**Exercise directions**
Copy all lines that contain the word "listed".

········

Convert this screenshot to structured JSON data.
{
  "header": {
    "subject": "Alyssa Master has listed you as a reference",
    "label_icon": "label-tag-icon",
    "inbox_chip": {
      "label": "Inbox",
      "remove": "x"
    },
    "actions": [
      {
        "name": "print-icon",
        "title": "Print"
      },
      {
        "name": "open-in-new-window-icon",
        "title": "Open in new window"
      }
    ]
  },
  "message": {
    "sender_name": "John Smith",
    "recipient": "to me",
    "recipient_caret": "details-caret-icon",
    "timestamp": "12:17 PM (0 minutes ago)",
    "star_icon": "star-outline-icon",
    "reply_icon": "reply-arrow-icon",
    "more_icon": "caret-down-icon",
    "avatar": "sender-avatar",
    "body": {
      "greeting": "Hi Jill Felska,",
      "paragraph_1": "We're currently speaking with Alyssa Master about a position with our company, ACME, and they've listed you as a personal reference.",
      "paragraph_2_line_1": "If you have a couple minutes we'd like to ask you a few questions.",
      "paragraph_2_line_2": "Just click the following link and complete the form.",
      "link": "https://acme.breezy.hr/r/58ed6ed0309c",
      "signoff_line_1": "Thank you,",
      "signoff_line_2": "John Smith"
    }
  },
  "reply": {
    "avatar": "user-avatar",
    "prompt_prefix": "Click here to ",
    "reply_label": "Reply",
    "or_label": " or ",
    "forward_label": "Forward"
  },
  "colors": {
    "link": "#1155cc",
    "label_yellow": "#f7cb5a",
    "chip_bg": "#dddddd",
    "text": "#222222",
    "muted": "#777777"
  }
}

········

**Finished answer**
    "subject": "Alyssa Master has listed you as a reference",
      "paragraph_1": "We're currently speaking with Alyssa Master about a position with our company, ACME, and they've listed you as a personal reference.",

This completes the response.